[Supplied records start]

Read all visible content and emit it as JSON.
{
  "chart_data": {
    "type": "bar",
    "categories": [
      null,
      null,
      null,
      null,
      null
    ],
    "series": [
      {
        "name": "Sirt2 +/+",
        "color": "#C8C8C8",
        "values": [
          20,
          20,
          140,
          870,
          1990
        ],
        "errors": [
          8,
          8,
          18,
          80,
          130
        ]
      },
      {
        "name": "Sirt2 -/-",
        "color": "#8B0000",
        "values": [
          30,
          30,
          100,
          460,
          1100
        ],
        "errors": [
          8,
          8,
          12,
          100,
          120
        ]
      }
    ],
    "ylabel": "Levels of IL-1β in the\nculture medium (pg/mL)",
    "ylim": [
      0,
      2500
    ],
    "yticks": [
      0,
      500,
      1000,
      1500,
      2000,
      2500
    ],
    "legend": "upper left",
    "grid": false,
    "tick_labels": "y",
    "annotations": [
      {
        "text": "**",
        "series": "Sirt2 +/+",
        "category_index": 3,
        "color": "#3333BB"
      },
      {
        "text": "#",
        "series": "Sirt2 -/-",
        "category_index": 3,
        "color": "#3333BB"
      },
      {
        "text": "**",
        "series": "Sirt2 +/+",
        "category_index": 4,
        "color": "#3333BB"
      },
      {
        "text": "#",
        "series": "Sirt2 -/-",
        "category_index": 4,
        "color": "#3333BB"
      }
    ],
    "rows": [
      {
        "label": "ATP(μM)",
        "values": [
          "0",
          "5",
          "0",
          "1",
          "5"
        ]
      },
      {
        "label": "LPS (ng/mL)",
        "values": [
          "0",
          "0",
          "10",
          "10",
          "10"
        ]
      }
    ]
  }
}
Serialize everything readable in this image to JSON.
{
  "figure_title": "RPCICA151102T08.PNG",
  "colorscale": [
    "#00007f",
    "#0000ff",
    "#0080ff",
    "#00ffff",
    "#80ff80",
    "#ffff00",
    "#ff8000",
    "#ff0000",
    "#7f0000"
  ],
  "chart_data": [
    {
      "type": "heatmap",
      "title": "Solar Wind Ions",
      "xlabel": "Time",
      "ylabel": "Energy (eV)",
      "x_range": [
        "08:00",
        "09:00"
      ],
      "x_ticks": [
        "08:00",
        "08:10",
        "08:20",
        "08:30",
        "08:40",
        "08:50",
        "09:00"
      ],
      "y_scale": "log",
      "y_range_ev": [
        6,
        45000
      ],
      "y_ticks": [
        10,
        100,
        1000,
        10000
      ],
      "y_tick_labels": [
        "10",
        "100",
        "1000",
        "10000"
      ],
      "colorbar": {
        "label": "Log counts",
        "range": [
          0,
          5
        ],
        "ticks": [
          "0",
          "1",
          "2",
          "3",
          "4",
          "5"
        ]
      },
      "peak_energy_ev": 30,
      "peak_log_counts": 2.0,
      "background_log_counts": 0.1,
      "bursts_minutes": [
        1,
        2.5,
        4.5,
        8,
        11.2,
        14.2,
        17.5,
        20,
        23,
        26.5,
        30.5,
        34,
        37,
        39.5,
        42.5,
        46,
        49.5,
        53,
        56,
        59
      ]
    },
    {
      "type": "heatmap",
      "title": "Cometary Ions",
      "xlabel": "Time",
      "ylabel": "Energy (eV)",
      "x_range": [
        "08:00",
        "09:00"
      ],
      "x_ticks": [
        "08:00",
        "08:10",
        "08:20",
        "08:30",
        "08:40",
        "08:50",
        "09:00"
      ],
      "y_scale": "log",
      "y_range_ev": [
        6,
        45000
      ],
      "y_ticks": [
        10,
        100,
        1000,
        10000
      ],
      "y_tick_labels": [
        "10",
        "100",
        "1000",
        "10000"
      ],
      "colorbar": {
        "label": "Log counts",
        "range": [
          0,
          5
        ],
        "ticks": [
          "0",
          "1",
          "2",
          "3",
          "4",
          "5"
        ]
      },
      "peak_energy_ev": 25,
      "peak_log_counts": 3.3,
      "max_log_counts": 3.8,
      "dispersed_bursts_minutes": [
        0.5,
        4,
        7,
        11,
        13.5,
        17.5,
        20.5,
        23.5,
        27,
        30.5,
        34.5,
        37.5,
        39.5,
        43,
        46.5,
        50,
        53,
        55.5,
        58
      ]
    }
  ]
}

[Supplied records end]

Each record should come back exactly as written.

Read all visible content and emit it as JSON.
{
  "chart_data": {
    "type": "bar",
    "categories": [
      null,
      null,
      null,
      null,
      null
    ],
    "series": [
      {
        "name": "Sirt2 +/+",
        "color": "#C8C8C8",
        "values": [
          20,
          20,
          140,
          870,
          1990
        ],
        "errors": [
          8,
          8,
          18,
          80,
          130
        ]
      },
      {
        "name": "Sirt2 -/-",
        "color": "#8B0000",
        "values": [
          30,
          30,
          100,
          460,
          1100
        ],
        "errors": [
          8,
          8,
          12,
          100,
          120
        ]
      }
    ],
    "ylabel": "Levels of IL-1β in the\nculture medium (pg/mL)",
    "ylim": [
      0,
      2500
    ],
    "yticks": [
      0,
      500,
      1000,
      1500,
      2000,
      2500
    ],
    "legend": "upper left",
    "grid": false,
    "tick_labels": "y",
    "annotations": [
      {
        "text": "**",
        "series": "Sirt2 +/+",
        "category_index": 3,
        "color": "#3333BB"
      },
      {
        "text": "#",
        "series": "Sirt2 -/-",
        "category_index": 3,
        "color": "#3333BB"
      },
      {
        "text": "**",
        "series": "Sirt2 +/+",
        "category_index": 4,
        "color": "#3333BB"
      },
      {
        "text": "#",
        "series": "Sirt2 -/-",
        "category_index": 4,
        "color": "#3333BB"
      }
    ],
    "rows": [
      {
        "label": "ATP(μM)",
        "values": [
          "0",
          "5",
          "0",
          "1",
          "5"
        ]
      },
      {
        "label": "LPS (ng/mL)",
        "values": [
          "0",
          "0",
          "10",
          "10",
          "10"
        ]
      }
    ]
  }
}
Serialize everything readable in this image to JSON.
{
  "figure_title": "RPCICA151102T08.PNG",
  "colorscale": [
    "#00007f",
    "#0000ff",
    "#0080ff",
    "#00ffff",
    "#80ff80",
    "#ffff00",
    "#ff8000",
    "#ff0000",
    "#7f0000"
  ],
  "chart_data": [
    {
      "type": "heatmap",
      "title": "Solar Wind Ions",
      "xlabel": "Time",
      "ylabel": "Energy (eV)",
      "x_range": [
        "08:00",
        "09:00"
      ],
      "x_ticks": [
        "08:00",
        "08:10",
        "08:20",
        "08:30",
        "08:40",
        "08:50",
        "09:00"
      ],
      "y_scale": "log",
      "y_range_ev": [
        6,
        45000
      ],
      "y_ticks": [
        10,
        100,
        1000,
        10000
      ],
      "y_tick_labels": [
        "10",
        "100",
        "1000",
        "10000"
      ],
      "colorbar": {
        "label": "Log counts",
        "range": [
          0,
          5
        ],
        "ticks": [
          "0",
          "1",
          "2",
          "3",
          "4",
          "5"
        ]
      },
      "peak_energy_ev": 30,
      "peak_log_counts": 2.0,
      "background_log_counts": 0.1,
      "bursts_minutes": [
        1,
        2.5,
        4.5,
        8,
        11.2,
        14.2,
        17.5,
        20,
        23,
        26.5,
        30.5,
        34,
        37,
        39.5,
        42.5,
        46,
        49.5,
        53,
        56,
        59
      ]
    },
    {
      "type": "heatmap",
      "title": "Cometary Ions",
      "xlabel": "Time",
      "ylabel": "Energy (eV)",
      "x_range": [
        "08:00",
        "09:00"
      ],
      "x_ticks": [
        "08:00",
        "08:10",
        "08:20",
        "08:30",
        "08:40",
        "08:50",
        "09:00"
      ],
      "y_scale": "log",
      "y_range_ev": [
        6,
        45000
      ],
      "y_ticks": [
        10,
        100,
        1000,
        10000
      ],
      "y_tick_labels": [
        "10",
        "100",
        "1000",
        "10000"
      ],
      "colorbar": {
        "label": "Log counts",
        "range": [
          0,
          5
        ],
        "ticks": [
          "0",
          "1",
          "2",
          "3",
          "4",
          "5"
        ]
      },
      "peak_energy_ev": 25,
      "peak_log_counts": 3.3,
      "max_log_counts": 3.8,
      "dispersed_bursts_minutes": [
        0.5,
        4,
        7,
        11,
        13.5,
        17.5,
        20.5,
        23.5,
        27,
        30.5,
        34.5,
        37.5,
        39.5,
        43,
        46.5,
        50,
        53,
        55.5,
        58
      ]
    }
  ]
}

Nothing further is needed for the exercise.